What is needed — Copy out each line of the material below with no changes.

Records:
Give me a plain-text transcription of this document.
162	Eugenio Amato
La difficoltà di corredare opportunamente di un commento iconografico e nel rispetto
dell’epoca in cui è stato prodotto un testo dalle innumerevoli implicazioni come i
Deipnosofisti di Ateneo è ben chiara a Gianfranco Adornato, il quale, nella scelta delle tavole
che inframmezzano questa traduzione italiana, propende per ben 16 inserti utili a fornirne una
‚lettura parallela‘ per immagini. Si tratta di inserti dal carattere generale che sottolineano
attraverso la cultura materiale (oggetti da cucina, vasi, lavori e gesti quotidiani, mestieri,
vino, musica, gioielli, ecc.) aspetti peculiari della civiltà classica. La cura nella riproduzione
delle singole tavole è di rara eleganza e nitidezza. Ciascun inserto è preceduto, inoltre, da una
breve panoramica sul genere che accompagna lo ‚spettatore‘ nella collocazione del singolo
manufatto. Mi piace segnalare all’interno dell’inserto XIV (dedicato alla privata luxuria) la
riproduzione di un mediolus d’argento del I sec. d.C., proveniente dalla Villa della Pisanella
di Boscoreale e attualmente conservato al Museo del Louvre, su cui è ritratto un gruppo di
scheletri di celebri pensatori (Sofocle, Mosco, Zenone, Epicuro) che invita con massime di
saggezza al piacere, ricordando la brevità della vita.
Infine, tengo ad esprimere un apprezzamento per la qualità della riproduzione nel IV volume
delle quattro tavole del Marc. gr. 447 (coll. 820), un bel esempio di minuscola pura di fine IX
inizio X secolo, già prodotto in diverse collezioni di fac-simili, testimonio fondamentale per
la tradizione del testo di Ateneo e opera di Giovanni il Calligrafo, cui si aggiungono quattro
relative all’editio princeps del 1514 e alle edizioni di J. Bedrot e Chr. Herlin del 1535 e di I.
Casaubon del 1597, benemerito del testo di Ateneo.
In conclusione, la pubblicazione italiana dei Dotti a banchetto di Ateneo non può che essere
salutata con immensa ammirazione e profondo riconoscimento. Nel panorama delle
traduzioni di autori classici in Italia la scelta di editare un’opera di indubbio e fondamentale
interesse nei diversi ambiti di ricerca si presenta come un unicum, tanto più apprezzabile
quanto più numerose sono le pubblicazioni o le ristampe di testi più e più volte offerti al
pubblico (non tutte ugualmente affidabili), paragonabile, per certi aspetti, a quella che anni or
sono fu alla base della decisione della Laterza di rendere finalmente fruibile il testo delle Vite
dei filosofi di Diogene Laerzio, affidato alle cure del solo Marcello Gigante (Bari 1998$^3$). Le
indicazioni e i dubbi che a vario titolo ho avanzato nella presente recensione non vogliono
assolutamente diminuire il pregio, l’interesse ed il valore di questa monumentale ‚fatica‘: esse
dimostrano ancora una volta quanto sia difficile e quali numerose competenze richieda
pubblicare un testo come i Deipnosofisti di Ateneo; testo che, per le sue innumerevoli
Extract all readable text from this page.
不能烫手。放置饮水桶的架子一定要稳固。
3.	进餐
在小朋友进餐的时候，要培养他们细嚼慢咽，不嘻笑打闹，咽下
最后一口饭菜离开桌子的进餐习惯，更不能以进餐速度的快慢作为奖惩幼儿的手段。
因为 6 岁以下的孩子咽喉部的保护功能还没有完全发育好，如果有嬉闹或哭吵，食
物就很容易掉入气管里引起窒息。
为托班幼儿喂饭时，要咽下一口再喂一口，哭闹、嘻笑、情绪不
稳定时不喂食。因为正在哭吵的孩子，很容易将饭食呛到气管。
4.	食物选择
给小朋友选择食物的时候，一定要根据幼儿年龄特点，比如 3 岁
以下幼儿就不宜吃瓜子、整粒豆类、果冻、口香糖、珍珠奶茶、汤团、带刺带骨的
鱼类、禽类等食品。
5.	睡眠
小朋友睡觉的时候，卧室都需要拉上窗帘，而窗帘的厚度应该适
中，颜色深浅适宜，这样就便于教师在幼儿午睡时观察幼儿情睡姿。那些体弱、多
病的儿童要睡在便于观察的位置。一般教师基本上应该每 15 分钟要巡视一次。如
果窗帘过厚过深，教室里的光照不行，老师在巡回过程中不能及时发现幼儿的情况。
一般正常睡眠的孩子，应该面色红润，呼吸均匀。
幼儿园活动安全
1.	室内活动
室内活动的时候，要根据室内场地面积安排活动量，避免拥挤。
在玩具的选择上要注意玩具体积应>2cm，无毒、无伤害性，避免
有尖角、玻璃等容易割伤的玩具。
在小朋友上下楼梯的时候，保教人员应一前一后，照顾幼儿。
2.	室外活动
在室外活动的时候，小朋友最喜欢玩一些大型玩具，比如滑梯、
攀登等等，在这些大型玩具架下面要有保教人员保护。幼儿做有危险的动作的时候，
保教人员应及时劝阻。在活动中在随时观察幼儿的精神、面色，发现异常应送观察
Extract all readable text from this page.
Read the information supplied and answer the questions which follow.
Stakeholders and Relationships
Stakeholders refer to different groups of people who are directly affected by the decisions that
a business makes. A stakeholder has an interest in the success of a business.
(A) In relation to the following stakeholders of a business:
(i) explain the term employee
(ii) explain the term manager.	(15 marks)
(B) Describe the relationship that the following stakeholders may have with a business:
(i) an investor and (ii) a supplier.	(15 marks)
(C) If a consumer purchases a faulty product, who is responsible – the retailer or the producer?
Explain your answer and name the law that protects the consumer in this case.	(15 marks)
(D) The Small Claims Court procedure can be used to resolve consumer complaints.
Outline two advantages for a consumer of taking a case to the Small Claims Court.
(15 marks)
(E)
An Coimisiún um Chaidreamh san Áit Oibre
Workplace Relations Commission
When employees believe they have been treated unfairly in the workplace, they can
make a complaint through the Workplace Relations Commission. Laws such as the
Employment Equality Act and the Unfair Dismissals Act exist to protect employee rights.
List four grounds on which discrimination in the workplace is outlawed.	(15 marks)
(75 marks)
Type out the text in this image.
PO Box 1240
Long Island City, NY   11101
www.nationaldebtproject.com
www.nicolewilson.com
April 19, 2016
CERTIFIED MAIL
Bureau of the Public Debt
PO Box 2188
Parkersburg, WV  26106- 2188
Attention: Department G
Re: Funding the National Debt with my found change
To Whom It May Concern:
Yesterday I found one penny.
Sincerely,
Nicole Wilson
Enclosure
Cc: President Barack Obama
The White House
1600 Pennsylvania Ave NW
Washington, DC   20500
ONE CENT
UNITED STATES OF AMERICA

Task response —
Give me a plain-text transcription of this document.
162	Eugenio Amato
La difficoltà di corredare opportunamente di un commento iconografico e nel rispetto
dell’epoca in cui è stato prodotto un testo dalle innumerevoli implicazioni come i
Deipnosofisti di Ateneo è ben chiara a Gianfranco Adornato, il quale, nella scelta delle tavole
che inframmezzano questa traduzione italiana, propende per ben 16 inserti utili a fornirne una
‚lettura parallela‘ per immagini. Si tratta di inserti dal carattere generale che sottolineano
attraverso la cultura materiale (oggetti da cucina, vasi, lavori e gesti quotidiani, mestieri,
vino, musica, gioielli, ecc.) aspetti peculiari della civiltà classica. La cura nella riproduzione
delle singole tavole è di rara eleganza e nitidezza. Ciascun inserto è preceduto, inoltre, da una
breve panoramica sul genere che accompagna lo ‚spettatore‘ nella collocazione del singolo
manufatto. Mi piace segnalare all’interno dell’inserto XIV (dedicato alla privata luxuria) la
riproduzione di un mediolus d’argento del I sec. d.C., proveniente dalla Villa della Pisanella
di Boscoreale e attualmente conservato al Museo del Louvre, su cui è ritratto un gruppo di
scheletri di celebri pensatori (Sofocle, Mosco, Zenone, Epicuro) che invita con massime di
saggezza al piacere, ricordando la brevità della vita.
Infine, tengo ad esprimere un apprezzamento per la qualità della riproduzione nel IV volume
delle quattro tavole del Marc. gr. 447 (coll. 820), un bel esempio di minuscola pura di fine IX
inizio X secolo, già prodotto in diverse collezioni di fac-simili, testimonio fondamentale per
la tradizione del testo di Ateneo e opera di Giovanni il Calligrafo, cui si aggiungono quattro
relative all’editio princeps del 1514 e alle edizioni di J. Bedrot e Chr. Herlin del 1535 e di I.
Casaubon del 1597, benemerito del testo di Ateneo.
In conclusione, la pubblicazione italiana dei Dotti a banchetto di Ateneo non può che essere
salutata con immensa ammirazione e profondo riconoscimento. Nel panorama delle
traduzioni di autori classici in Italia la scelta di editare un’opera di indubbio e fondamentale
interesse nei diversi ambiti di ricerca si presenta come un unicum, tanto più apprezzabile
quanto più numerose sono le pubblicazioni o le ristampe di testi più e più volte offerti al
pubblico (non tutte ugualmente affidabili), paragonabile, per certi aspetti, a quella che anni or
sono fu alla base della decisione della Laterza di rendere finalmente fruibile il testo delle Vite
dei filosofi di Diogene Laerzio, affidato alle cure del solo Marcello Gigante (Bari 1998$^3$). Le
indicazioni e i dubbi che a vario titolo ho avanzato nella presente recensione non vogliono
assolutamente diminuire il pregio, l’interesse ed il valore di questa monumentale ‚fatica‘: esse
dimostrano ancora una volta quanto sia difficile e quali numerose competenze richieda
pubblicare un testo come i Deipnosofisti di Ateneo; testo che, per le sue innumerevoli
Extract all readable text from this page.
不能烫手。放置饮水桶的架子一定要稳固。
3.	进餐
在小朋友进餐的时候，要培养他们细嚼慢咽，不嘻笑打闹，咽下
最后一口饭菜离开桌子的进餐习惯，更不能以进餐速度的快慢作为奖惩幼儿的手段。
因为 6 岁以下的孩子咽喉部的保护功能还没有完全发育好，如果有嬉闹或哭吵，食
物就很容易掉入气管里引起窒息。
为托班幼儿喂饭时，要咽下一口再喂一口，哭闹、嘻笑、情绪不
稳定时不喂食。因为正在哭吵的孩子，很容易将饭食呛到气管。
4.	食物选择
给小朋友选择食物的时候，一定要根据幼儿年龄特点，比如 3 岁
以下幼儿就不宜吃瓜子、整粒豆类、果冻、口香糖、珍珠奶茶、汤团、带刺带骨的
鱼类、禽类等食品。
5.	睡眠
小朋友睡觉的时候，卧室都需要拉上窗帘，而窗帘的厚度应该适
中，颜色深浅适宜，这样就便于教师在幼儿午睡时观察幼儿情睡姿。那些体弱、多
病的儿童要睡在便于观察的位置。一般教师基本上应该每 15 分钟要巡视一次。如
果窗帘过厚过深，教室里的光照不行，老师在巡回过程中不能及时发现幼儿的情况。
一般正常睡眠的孩子，应该面色红润，呼吸均匀。
幼儿园活动安全
1.	室内活动
室内活动的时候，要根据室内场地面积安排活动量，避免拥挤。
在玩具的选择上要注意玩具体积应>2cm，无毒、无伤害性，避免
有尖角、玻璃等容易割伤的玩具。
在小朋友上下楼梯的时候，保教人员应一前一后，照顾幼儿。
2.	室外活动
在室外活动的时候，小朋友最喜欢玩一些大型玩具，比如滑梯、
攀登等等，在这些大型玩具架下面要有保教人员保护。幼儿做有危险的动作的时候，
保教人员应及时劝阻。在活动中在随时观察幼儿的精神、面色，发现异常应送观察
Extract all readable text from this page.
Read the information supplied and answer the questions which follow.
Stakeholders and Relationships
Stakeholders refer to different groups of people who are directly affected by the decisions that
a business makes. A stakeholder has an interest in the success of a business.
(A) In relation to the following stakeholders of a business:
(i) explain the term employee
(ii) explain the term manager.	(15 marks)
(B) Describe the relationship that the following stakeholders may have with a business:
(i) an investor and (ii) a supplier.	(15 marks)
(C) If a consumer purchases a faulty product, who is responsible – the retailer or the producer?
Explain your answer and name the law that protects the consumer in this case.	(15 marks)
(D) The Small Claims Court procedure can be used to resolve consumer complaints.
Outline two advantages for a consumer of taking a case to the Small Claims Court.
(15 marks)
(E)
An Coimisiún um Chaidreamh san Áit Oibre
Workplace Relations Commission
When employees believe they have been treated unfairly in the workplace, they can
make a complaint through the Workplace Relations Commission. Laws such as the
Employment Equality Act and the Unfair Dismissals Act exist to protect employee rights.
List four grounds on which discrimination in the workplace is outlawed.	(15 marks)
(75 marks)
Type out the text in this image.
PO Box 1240
Long Island City, NY   11101
www.nationaldebtproject.com
www.nicolewilson.com
April 19, 2016
CERTIFIED MAIL
Bureau of the Public Debt
PO Box 2188
Parkersburg, WV  26106- 2188
Attention: Department G
Re: Funding the National Debt with my found change
To Whom It May Concern:
Yesterday I found one penny.
Sincerely,
Nicole Wilson
Enclosure
Cc: President Barack Obama
The White House
1600 Pennsylvania Ave NW
Washington, DC   20500
ONE CENT
UNITED STATES OF AMERICA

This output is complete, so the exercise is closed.